### Excerpt provided
▼▼▼

Demand Is Up, But Can Supply Match It?
The signs of economic recovery are everywhere. According to the Bureau of Labor Statistics, the economy added 916,000 jobs in March. Most forecasts are predicting GDP growth of at least 5 percent in the first quarter (and stronger through the rest of the year). And a recent survey of CFOs showed optimism among financial decision-makers considerably higher than at any time in 2020. Responses to our monthly surveys of Fifth District businesses also indicate demand growth across regions and industries. In April, responses to our special questions indicate that firms attribute demand growth primarily to the vaccine rollout and a broad economic recovery. Yet many firms are concerned about keeping up with the rising demand.
Growing Customer Demand in the Fifth District
Results from our April surveys provide evidence of the economic recovery throughout the Fifth District. The revenues index in the service sector reached 22 in April — its highest level since October 2019. Since the index is a diffusion index and thus represents the share of respondents who reported increased activity minus the share who reported decreased activity, a reading of 22 indicates that many of our respondents said that revenues increased in the last month. In the manufacturing survey, the new orders diffusion index rose to 16 in April, up from 10 in the previous month. The backlog of new orders index reached 28, its highest level in the series history. The high value of the backlog of new orders index suggests that producers are having a difficult time keeping up with the rising demand.
In addition to increased demand in the last month, manufacturers and service providers also expect demand to pick up in the next six months — in April, the expected revenues index and the expected new orders index were 52 and 38, respectively. Both of those values are high relative to historic norms.
Why Has Demand Picked Up?
In the April survey, we asked participants a series of questions to understand what was driving the increased demand. Respondents were most likely to attribute the recovery to the vaccine rollout. This was particularly true among service sector participants — over 40 percent of respondents attributed demand growth to the vaccine. Although some respondents attributed growth to the fiscal relief package, the vaccine rollout, broad-based economic recovery/pent-up demand, and seasonal demand were much more common responses.
Can Supply Keep Up With Rising Demand?
From this survey, it does not appear the supply that firms can provide will immediately match the increased consumer demand. Of the firms that expected an increase in demand or new orders, 38 percent did not anticipate increasing supply to fully meet demand. Both manufacturing and service sector firms reported that finding workers was the greatest challenge to increasing supply. For example, a Virginia firm mentioned that many restaurants have the demand to resume pre-pandemic hours but are struggling with extreme labor shortages. Additionally, a staffing firm mentioned that it was difficult to find high-wage/high-skill workers in the manufacturing industry because of reticence to relocate for on-site work during the pandemic. Other respondents that commented on the limited labor supply mentioned enhanced unemployment benefits, a lack of skills in the available workforce, increased retirements, and at-home child care duties created by closed schools.

▲▲▲

### Work to complete
- 1) Translate this sentence from the article on Fifth District business demand into Spanish: "Respondents were most likely to attribute the recovery to the vaccine rollout."
- 2) List every factor that the article on Fifth District business demand says other respondents mentioned in commenting on the limited labor supply.
- 3) Proceed with the article on Fifth District business demand and supply, starting right after its final sentence.

### Data
▼▼▼

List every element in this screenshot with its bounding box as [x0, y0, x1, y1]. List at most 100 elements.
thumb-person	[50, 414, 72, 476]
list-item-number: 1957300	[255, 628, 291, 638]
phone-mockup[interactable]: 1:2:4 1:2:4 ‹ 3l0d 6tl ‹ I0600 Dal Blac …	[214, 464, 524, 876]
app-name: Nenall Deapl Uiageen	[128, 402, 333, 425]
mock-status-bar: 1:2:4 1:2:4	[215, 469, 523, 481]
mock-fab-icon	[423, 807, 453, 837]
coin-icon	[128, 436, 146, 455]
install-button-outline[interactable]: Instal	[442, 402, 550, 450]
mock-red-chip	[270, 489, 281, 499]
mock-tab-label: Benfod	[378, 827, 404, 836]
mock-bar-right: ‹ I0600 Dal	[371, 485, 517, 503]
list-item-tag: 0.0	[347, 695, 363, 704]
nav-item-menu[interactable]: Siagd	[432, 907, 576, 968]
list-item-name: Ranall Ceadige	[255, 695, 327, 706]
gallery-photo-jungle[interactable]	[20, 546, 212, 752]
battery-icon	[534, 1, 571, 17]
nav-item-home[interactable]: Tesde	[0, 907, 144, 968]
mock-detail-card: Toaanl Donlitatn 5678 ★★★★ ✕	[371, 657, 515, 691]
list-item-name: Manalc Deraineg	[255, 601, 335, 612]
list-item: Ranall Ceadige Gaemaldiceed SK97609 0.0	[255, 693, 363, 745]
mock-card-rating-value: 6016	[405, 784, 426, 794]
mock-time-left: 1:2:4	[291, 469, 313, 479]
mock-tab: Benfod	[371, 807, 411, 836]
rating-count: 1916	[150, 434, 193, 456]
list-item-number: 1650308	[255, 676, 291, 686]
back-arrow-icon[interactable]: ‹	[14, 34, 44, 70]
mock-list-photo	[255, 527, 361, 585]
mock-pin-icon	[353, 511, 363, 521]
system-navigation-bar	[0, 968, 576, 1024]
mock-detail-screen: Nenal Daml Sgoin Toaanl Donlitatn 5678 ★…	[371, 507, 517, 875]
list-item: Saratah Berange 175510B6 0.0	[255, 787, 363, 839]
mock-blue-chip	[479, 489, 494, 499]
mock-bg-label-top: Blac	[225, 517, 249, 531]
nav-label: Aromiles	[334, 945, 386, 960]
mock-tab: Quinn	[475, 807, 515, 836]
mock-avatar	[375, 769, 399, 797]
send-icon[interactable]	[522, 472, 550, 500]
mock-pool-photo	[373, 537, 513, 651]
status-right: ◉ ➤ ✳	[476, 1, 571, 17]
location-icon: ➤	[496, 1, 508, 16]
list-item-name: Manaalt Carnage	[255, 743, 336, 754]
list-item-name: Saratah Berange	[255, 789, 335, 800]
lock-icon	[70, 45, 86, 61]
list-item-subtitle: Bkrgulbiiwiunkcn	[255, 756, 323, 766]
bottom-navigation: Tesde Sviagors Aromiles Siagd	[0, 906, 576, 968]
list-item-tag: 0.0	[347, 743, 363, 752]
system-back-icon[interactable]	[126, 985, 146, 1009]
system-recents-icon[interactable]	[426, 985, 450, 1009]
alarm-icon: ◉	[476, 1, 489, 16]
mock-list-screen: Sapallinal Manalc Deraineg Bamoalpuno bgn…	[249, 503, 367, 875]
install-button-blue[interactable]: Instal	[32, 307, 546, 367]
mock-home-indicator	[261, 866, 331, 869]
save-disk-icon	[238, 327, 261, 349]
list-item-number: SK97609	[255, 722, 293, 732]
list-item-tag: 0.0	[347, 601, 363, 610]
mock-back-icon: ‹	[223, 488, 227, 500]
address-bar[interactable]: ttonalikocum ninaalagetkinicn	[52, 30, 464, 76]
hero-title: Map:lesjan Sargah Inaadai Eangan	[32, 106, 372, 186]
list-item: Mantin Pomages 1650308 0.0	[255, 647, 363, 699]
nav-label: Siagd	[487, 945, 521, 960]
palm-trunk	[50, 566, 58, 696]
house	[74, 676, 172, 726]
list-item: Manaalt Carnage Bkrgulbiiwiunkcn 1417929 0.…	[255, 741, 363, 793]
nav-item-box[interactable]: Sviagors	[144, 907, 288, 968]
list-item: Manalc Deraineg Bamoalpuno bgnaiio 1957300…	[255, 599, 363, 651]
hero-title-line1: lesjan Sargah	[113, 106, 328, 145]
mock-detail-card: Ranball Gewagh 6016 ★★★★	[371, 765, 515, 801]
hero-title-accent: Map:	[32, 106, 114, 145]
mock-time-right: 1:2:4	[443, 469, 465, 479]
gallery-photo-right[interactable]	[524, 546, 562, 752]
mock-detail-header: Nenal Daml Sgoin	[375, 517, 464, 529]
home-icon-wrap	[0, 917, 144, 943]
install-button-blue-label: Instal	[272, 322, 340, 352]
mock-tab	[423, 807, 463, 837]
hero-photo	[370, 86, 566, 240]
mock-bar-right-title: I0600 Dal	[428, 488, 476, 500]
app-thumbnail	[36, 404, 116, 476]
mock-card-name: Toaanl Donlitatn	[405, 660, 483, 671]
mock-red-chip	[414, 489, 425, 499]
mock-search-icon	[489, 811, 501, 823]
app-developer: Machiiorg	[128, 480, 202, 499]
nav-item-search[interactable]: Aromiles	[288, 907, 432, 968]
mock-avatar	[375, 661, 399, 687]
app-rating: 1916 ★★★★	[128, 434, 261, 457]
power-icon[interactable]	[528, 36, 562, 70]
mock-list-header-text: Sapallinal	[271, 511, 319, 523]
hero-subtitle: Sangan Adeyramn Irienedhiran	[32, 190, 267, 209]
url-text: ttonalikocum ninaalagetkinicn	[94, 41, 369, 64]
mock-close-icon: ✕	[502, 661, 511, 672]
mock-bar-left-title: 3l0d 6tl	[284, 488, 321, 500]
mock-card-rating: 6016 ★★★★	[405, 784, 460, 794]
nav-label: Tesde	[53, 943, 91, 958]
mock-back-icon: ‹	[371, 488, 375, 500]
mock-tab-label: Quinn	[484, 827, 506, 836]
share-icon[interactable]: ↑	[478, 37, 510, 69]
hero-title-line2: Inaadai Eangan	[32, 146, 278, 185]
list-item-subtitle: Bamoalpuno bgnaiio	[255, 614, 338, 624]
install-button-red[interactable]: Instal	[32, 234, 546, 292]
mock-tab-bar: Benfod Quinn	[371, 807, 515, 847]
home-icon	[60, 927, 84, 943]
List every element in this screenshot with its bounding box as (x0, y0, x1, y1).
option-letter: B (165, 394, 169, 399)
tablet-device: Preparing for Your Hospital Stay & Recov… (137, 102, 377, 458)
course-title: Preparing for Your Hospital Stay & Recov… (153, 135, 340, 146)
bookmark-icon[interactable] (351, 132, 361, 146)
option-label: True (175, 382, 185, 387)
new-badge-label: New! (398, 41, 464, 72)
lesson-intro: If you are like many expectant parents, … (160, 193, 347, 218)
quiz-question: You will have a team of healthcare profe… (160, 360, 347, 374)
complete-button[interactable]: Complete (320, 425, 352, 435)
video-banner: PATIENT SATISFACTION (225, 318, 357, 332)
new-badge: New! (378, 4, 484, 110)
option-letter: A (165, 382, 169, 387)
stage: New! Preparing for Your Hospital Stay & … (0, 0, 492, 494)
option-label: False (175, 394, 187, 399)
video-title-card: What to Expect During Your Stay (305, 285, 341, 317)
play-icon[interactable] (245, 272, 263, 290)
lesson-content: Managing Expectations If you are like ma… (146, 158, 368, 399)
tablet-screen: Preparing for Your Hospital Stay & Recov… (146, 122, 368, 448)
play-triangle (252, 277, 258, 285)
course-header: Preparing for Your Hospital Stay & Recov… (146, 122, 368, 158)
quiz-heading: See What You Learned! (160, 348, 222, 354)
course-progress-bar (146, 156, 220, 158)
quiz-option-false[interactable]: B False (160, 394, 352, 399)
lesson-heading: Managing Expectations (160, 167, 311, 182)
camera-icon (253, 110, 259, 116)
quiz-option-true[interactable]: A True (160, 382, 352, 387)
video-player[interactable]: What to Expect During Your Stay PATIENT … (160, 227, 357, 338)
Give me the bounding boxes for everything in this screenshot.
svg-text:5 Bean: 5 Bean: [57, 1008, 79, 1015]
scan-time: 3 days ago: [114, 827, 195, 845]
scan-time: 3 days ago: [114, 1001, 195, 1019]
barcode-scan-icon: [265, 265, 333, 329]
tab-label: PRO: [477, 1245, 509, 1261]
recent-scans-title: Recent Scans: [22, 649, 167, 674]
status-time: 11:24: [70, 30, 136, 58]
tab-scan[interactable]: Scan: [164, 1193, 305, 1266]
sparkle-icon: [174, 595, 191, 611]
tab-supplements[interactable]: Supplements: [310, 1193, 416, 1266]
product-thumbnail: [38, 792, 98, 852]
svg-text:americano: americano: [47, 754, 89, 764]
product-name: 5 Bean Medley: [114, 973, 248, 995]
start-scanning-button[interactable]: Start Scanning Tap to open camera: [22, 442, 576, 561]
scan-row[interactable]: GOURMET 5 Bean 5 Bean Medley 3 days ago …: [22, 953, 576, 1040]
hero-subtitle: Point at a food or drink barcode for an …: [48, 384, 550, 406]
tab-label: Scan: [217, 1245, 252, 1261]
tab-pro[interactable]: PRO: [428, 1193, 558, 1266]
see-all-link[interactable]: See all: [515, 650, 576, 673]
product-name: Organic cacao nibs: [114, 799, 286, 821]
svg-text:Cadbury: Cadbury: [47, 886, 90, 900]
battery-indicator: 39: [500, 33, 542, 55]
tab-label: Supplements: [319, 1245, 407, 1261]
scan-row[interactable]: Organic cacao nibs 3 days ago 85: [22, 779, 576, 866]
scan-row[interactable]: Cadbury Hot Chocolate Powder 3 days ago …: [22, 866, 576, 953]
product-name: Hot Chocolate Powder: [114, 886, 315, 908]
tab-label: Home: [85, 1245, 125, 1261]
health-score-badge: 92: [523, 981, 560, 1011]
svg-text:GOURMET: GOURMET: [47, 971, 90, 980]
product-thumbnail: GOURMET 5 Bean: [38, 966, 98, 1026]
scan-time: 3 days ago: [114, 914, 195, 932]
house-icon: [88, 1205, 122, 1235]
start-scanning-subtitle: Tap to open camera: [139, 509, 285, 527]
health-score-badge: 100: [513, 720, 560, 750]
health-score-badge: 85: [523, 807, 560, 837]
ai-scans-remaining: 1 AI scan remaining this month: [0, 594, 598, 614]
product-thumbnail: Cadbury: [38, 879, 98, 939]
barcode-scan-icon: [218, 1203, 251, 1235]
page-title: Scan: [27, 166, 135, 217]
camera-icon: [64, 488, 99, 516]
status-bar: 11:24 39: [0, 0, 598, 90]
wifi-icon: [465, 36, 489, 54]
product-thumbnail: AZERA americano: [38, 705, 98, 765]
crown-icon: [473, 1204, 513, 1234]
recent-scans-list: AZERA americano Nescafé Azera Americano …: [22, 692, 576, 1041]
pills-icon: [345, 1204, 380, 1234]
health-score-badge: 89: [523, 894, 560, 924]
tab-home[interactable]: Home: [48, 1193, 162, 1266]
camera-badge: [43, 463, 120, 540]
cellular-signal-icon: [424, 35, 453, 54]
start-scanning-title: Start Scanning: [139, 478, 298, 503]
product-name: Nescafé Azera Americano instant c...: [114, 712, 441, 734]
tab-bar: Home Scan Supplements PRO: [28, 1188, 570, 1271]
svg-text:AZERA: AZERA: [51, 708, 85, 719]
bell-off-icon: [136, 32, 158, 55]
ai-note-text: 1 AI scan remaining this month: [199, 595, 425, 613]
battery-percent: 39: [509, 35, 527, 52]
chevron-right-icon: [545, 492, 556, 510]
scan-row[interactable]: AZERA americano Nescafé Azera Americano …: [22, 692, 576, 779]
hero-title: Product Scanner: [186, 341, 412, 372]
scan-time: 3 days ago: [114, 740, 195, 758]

▲▲▲

### Written responses
- 1) Los encuestados atribuían con mayor probabilidad la recuperación a la distribución de las vacunas.

- 2)
- Enhanced unemployment benefits
- A lack of skills in the available workforce
- Increased retirements
- At-home child care duties created by closed schools

- 3)
Procuring inputs was also a major challenge, especially for manufacturing firms. Survey comments suggested that the frictions exist in both international and domestic supply chains. Several respondents cited shortages of shipping containers for international shipments, and many others reported insufficient numbers of trucks to pick up products. For many of our survey respondents, the shortages in both raw materials and manufactured inputs were driving up input costs.
Supply side challenges faced by manufacturers were also reflected in our finished goods and raw materials inventory indexes. Before the fall of 2020, neither index had fallen below zero. In April, both the finished goods and raw materials indexes reached record lows of -12 and -16, respectively. Additionally, the vendor lead time index was 61 in April — a reading that was far higher than any in the last 20 years — indicating that more manufacturers than ever are struggling to get the necessary inputs into their production processes.
The Economic Return
With the decline in COVID-19 cases and increased vaccination rates, consumers are ready to resume a pre-pandemic lifestyle, especially regarding activities such as shopping, eating out, or traveling. And firms are seeing that increased demand. What is more, most Fifth District firms attributed the resumption in demand to vaccine rollout, a broad economic recovery, and pent-up demand more than to fiscal relief. However, our Fifth District survey results indicate that firms will struggle to meet the demand, primarily due to challenges procuring inputs into manufacturing processes and labor for manufacturing and services alike. In the end, the ability of firms to overcome supply constraints will be critical to meeting, and exceeding, pre-pandemic levels of business activity.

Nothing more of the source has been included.